---------- TEXT SEGMENT ----------

Run:ai Collector

Uses: Metering & Billing Konnect API

How it works

You can install the Collector as a Kubernetes pod in your Run:ai cluster to collect metrics from your Run:ai platform automatically. The collector periodically scrapes the metrics from your Run:ai platform and emits them as CloudEvents to Metering & Billing. This allows you to track usage and monetize Run:ai workloads.

Once you have the usage data ingested into Metering & Billing, you can use it to set up prices and billing for your customers based on their usage.

---------- DATA EXTRACT ----------

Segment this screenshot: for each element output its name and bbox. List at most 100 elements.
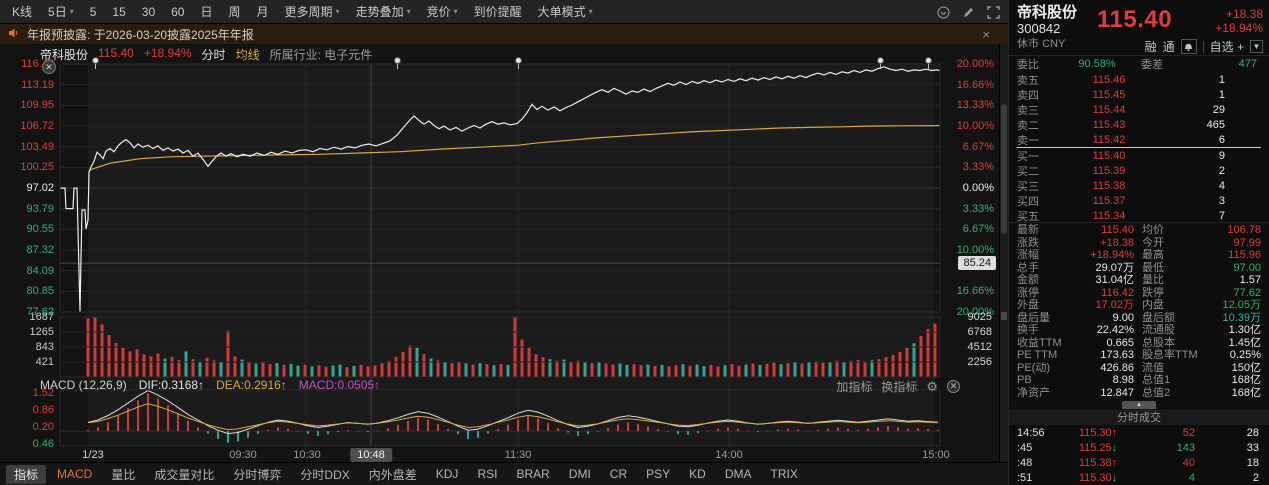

----------

* [STATED GOAL]: Please continue the Run:ai Collector text above, starting right after its last sentence.

* [RESULT BELOW]:
Example

Let’s say you want to charge your customers $0.2 per GPU minute and $0.05 per CPU minute. The Collector will emit the following events every 30 seconds from your Run:ai workloads:

{
  "id": "123e4567-e89b-12d3-a456-426614174000",
  "specversion": "1.0",
  "type": "workload",
  "source": "run_ai",
  "time": "2025-01-01T00:00:00Z",
  "subject": "my-customer-id",
  "data": {
    "name": "my-runai-workload",
    "namespace": "my-runai-benchmark-test",
    "phase": "Running",
    "project": "my-project-id",
    "department": "my-department-id",
    "workload_minutes": 1.0,
    "cpu_limit_core_minutes": 96,
    "cpu_request_core_minutes": 96,
    "cpu_usage_core_minutes": 80,
    "cpu_memory_limit_gigabyte_minutes": 384,
    "cpu_memory_request_gigabyte_minutes": 384,
    "cpu_memory_usage_gigabyte_minutes": 178,
    "gpu_allocation_minutes": 1,
    "gpu_usage_minutes": 1,
    "gpu_memory_request_gigabyte_minutes": 40,
    "gpu_memory_usage_gigabyte_minutes": 27
  }
}

Copied!

Note: The collector normalizes the collected metrics to a minute, which is configurable, so you can set per second, minute, or hour pricing similar to how AWS EC2 pricing works.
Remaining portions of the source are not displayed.